Reproduce every record below exactly as written, but leave out any pictures.
++++++
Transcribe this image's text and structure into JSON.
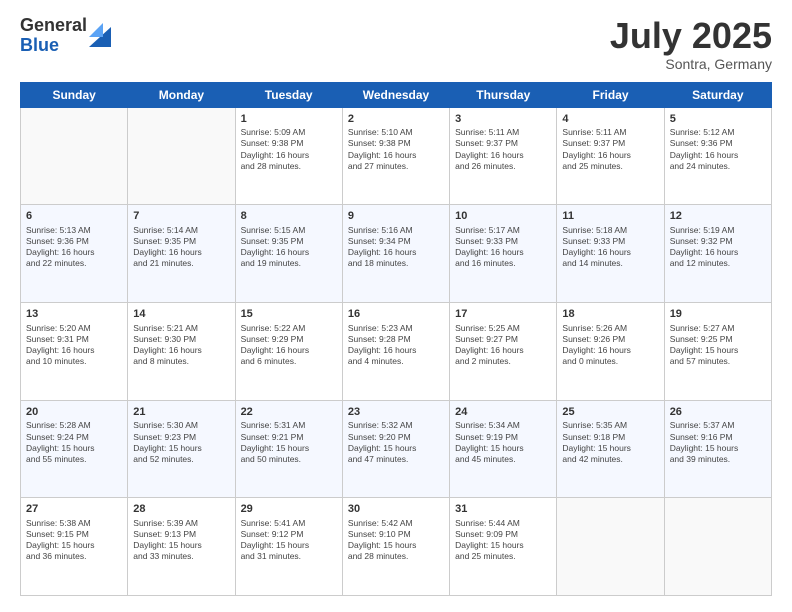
{
  "header": {
    "logo_general": "General",
    "logo_blue": "Blue",
    "month": "July 2025",
    "location": "Sontra, Germany"
  },
  "days_of_week": [
    "Sunday",
    "Monday",
    "Tuesday",
    "Wednesday",
    "Thursday",
    "Friday",
    "Saturday"
  ],
  "weeks": [
    [
      {
        "num": "",
        "info": ""
      },
      {
        "num": "",
        "info": ""
      },
      {
        "num": "1",
        "info": "Sunrise: 5:09 AM\nSunset: 9:38 PM\nDaylight: 16 hours\nand 28 minutes."
      },
      {
        "num": "2",
        "info": "Sunrise: 5:10 AM\nSunset: 9:38 PM\nDaylight: 16 hours\nand 27 minutes."
      },
      {
        "num": "3",
        "info": "Sunrise: 5:11 AM\nSunset: 9:37 PM\nDaylight: 16 hours\nand 26 minutes."
      },
      {
        "num": "4",
        "info": "Sunrise: 5:11 AM\nSunset: 9:37 PM\nDaylight: 16 hours\nand 25 minutes."
      },
      {
        "num": "5",
        "info": "Sunrise: 5:12 AM\nSunset: 9:36 PM\nDaylight: 16 hours\nand 24 minutes."
      }
    ],
    [
      {
        "num": "6",
        "info": "Sunrise: 5:13 AM\nSunset: 9:36 PM\nDaylight: 16 hours\nand 22 minutes."
      },
      {
        "num": "7",
        "info": "Sunrise: 5:14 AM\nSunset: 9:35 PM\nDaylight: 16 hours\nand 21 minutes."
      },
      {
        "num": "8",
        "info": "Sunrise: 5:15 AM\nSunset: 9:35 PM\nDaylight: 16 hours\nand 19 minutes."
      },
      {
        "num": "9",
        "info": "Sunrise: 5:16 AM\nSunset: 9:34 PM\nDaylight: 16 hours\nand 18 minutes."
      },
      {
        "num": "10",
        "info": "Sunrise: 5:17 AM\nSunset: 9:33 PM\nDaylight: 16 hours\nand 16 minutes."
      },
      {
        "num": "11",
        "info": "Sunrise: 5:18 AM\nSunset: 9:33 PM\nDaylight: 16 hours\nand 14 minutes."
      },
      {
        "num": "12",
        "info": "Sunrise: 5:19 AM\nSunset: 9:32 PM\nDaylight: 16 hours\nand 12 minutes."
      }
    ],
    [
      {
        "num": "13",
        "info": "Sunrise: 5:20 AM\nSunset: 9:31 PM\nDaylight: 16 hours\nand 10 minutes."
      },
      {
        "num": "14",
        "info": "Sunrise: 5:21 AM\nSunset: 9:30 PM\nDaylight: 16 hours\nand 8 minutes."
      },
      {
        "num": "15",
        "info": "Sunrise: 5:22 AM\nSunset: 9:29 PM\nDaylight: 16 hours\nand 6 minutes."
      },
      {
        "num": "16",
        "info": "Sunrise: 5:23 AM\nSunset: 9:28 PM\nDaylight: 16 hours\nand 4 minutes."
      },
      {
        "num": "17",
        "info": "Sunrise: 5:25 AM\nSunset: 9:27 PM\nDaylight: 16 hours\nand 2 minutes."
      },
      {
        "num": "18",
        "info": "Sunrise: 5:26 AM\nSunset: 9:26 PM\nDaylight: 16 hours\nand 0 minutes."
      },
      {
        "num": "19",
        "info": "Sunrise: 5:27 AM\nSunset: 9:25 PM\nDaylight: 15 hours\nand 57 minutes."
      }
    ],
    [
      {
        "num": "20",
        "info": "Sunrise: 5:28 AM\nSunset: 9:24 PM\nDaylight: 15 hours\nand 55 minutes."
      },
      {
        "num": "21",
        "info": "Sunrise: 5:30 AM\nSunset: 9:23 PM\nDaylight: 15 hours\nand 52 minutes."
      },
      {
        "num": "22",
        "info": "Sunrise: 5:31 AM\nSunset: 9:21 PM\nDaylight: 15 hours\nand 50 minutes."
      },
      {
        "num": "23",
        "info": "Sunrise: 5:32 AM\nSunset: 9:20 PM\nDaylight: 15 hours\nand 47 minutes."
      },
      {
        "num": "24",
        "info": "Sunrise: 5:34 AM\nSunset: 9:19 PM\nDaylight: 15 hours\nand 45 minutes."
      },
      {
        "num": "25",
        "info": "Sunrise: 5:35 AM\nSunset: 9:18 PM\nDaylight: 15 hours\nand 42 minutes."
      },
      {
        "num": "26",
        "info": "Sunrise: 5:37 AM\nSunset: 9:16 PM\nDaylight: 15 hours\nand 39 minutes."
      }
    ],
    [
      {
        "num": "27",
        "info": "Sunrise: 5:38 AM\nSunset: 9:15 PM\nDaylight: 15 hours\nand 36 minutes."
      },
      {
        "num": "28",
        "info": "Sunrise: 5:39 AM\nSunset: 9:13 PM\nDaylight: 15 hours\nand 33 minutes."
      },
      {
        "num": "29",
        "info": "Sunrise: 5:41 AM\nSunset: 9:12 PM\nDaylight: 15 hours\nand 31 minutes."
      },
      {
        "num": "30",
        "info": "Sunrise: 5:42 AM\nSunset: 9:10 PM\nDaylight: 15 hours\nand 28 minutes."
      },
      {
        "num": "31",
        "info": "Sunrise: 5:44 AM\nSunset: 9:09 PM\nDaylight: 15 hours\nand 25 minutes."
      },
      {
        "num": "",
        "info": ""
      },
      {
        "num": "",
        "info": ""
      }
    ]
  ]
}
++++++
FINAL RESULT ▸
Transcribe this image's text and structure into JSON.
{
  "header": {
    "logo_general": "General",
    "logo_blue": "Blue",
    "month": "July 2025",
    "location": "Sontra, Germany"
  },
  "days_of_week": [
    "Sunday",
    "Monday",
    "Tuesday",
    "Wednesday",
    "Thursday",
    "Friday",
    "Saturday"
  ],
  "weeks": [
    [
      {
        "num": "",
        "info": ""
      },
      {
        "num": "",
        "info": ""
      },
      {
        "num": "1",
        "info": "Sunrise: 5:09 AM\nSunset: 9:38 PM\nDaylight: 16 hours\nand 28 minutes."
      },
      {
        "num": "2",
        "info": "Sunrise: 5:10 AM\nSunset: 9:38 PM\nDaylight: 16 hours\nand 27 minutes."
      },
      {
        "num": "3",
        "info": "Sunrise: 5:11 AM\nSunset: 9:37 PM\nDaylight: 16 hours\nand 26 minutes."
      },
      {
        "num": "4",
        "info": "Sunrise: 5:11 AM\nSunset: 9:37 PM\nDaylight: 16 hours\nand 25 minutes."
      },
      {
        "num": "5",
        "info": "Sunrise: 5:12 AM\nSunset: 9:36 PM\nDaylight: 16 hours\nand 24 minutes."
      }
    ],
    [
      {
        "num": "6",
        "info": "Sunrise: 5:13 AM\nSunset: 9:36 PM\nDaylight: 16 hours\nand 22 minutes."
      },
      {
        "num": "7",
        "info": "Sunrise: 5:14 AM\nSunset: 9:35 PM\nDaylight: 16 hours\nand 21 minutes."
      },
      {
        "num": "8",
        "info": "Sunrise: 5:15 AM\nSunset: 9:35 PM\nDaylight: 16 hours\nand 19 minutes."
      },
      {
        "num": "9",
        "info": "Sunrise: 5:16 AM\nSunset: 9:34 PM\nDaylight: 16 hours\nand 18 minutes."
      },
      {
        "num": "10",
        "info": "Sunrise: 5:17 AM\nSunset: 9:33 PM\nDaylight: 16 hours\nand 16 minutes."
      },
      {
        "num": "11",
        "info": "Sunrise: 5:18 AM\nSunset: 9:33 PM\nDaylight: 16 hours\nand 14 minutes."
      },
      {
        "num": "12",
        "info": "Sunrise: 5:19 AM\nSunset: 9:32 PM\nDaylight: 16 hours\nand 12 minutes."
      }
    ],
    [
      {
        "num": "13",
        "info": "Sunrise: 5:20 AM\nSunset: 9:31 PM\nDaylight: 16 hours\nand 10 minutes."
      },
      {
        "num": "14",
        "info": "Sunrise: 5:21 AM\nSunset: 9:30 PM\nDaylight: 16 hours\nand 8 minutes."
      },
      {
        "num": "15",
        "info": "Sunrise: 5:22 AM\nSunset: 9:29 PM\nDaylight: 16 hours\nand 6 minutes."
      },
      {
        "num": "16",
        "info": "Sunrise: 5:23 AM\nSunset: 9:28 PM\nDaylight: 16 hours\nand 4 minutes."
      },
      {
        "num": "17",
        "info": "Sunrise: 5:25 AM\nSunset: 9:27 PM\nDaylight: 16 hours\nand 2 minutes."
      },
      {
        "num": "18",
        "info": "Sunrise: 5:26 AM\nSunset: 9:26 PM\nDaylight: 16 hours\nand 0 minutes."
      },
      {
        "num": "19",
        "info": "Sunrise: 5:27 AM\nSunset: 9:25 PM\nDaylight: 15 hours\nand 57 minutes."
      }
    ],
    [
      {
        "num": "20",
        "info": "Sunrise: 5:28 AM\nSunset: 9:24 PM\nDaylight: 15 hours\nand 55 minutes."
      },
      {
        "num": "21",
        "info": "Sunrise: 5:30 AM\nSunset: 9:23 PM\nDaylight: 15 hours\nand 52 minutes."
      },
      {
        "num": "22",
        "info": "Sunrise: 5:31 AM\nSunset: 9:21 PM\nDaylight: 15 hours\nand 50 minutes."
      },
      {
        "num": "23",
        "info": "Sunrise: 5:32 AM\nSunset: 9:20 PM\nDaylight: 15 hours\nand 47 minutes."
      },
      {
        "num": "24",
        "info": "Sunrise: 5:34 AM\nSunset: 9:19 PM\nDaylight: 15 hours\nand 45 minutes."
      },
      {
        "num": "25",
        "info": "Sunrise: 5:35 AM\nSunset: 9:18 PM\nDaylight: 15 hours\nand 42 minutes."
      },
      {
        "num": "26",
        "info": "Sunrise: 5:37 AM\nSunset: 9:16 PM\nDaylight: 15 hours\nand 39 minutes."
      }
    ],
    [
      {
        "num": "27",
        "info": "Sunrise: 5:38 AM\nSunset: 9:15 PM\nDaylight: 15 hours\nand 36 minutes."
      },
      {
        "num": "28",
        "info": "Sunrise: 5:39 AM\nSunset: 9:13 PM\nDaylight: 15 hours\nand 33 minutes."
      },
      {
        "num": "29",
        "info": "Sunrise: 5:41 AM\nSunset: 9:12 PM\nDaylight: 15 hours\nand 31 minutes."
      },
      {
        "num": "30",
        "info": "Sunrise: 5:42 AM\nSunset: 9:10 PM\nDaylight: 15 hours\nand 28 minutes."
      },
      {
        "num": "31",
        "info": "Sunrise: 5:44 AM\nSunset: 9:09 PM\nDaylight: 15 hours\nand 25 minutes."
      },
      {
        "num": "",
        "info": ""
      },
      {
        "num": "",
        "info": ""
      }
    ]
  ]
}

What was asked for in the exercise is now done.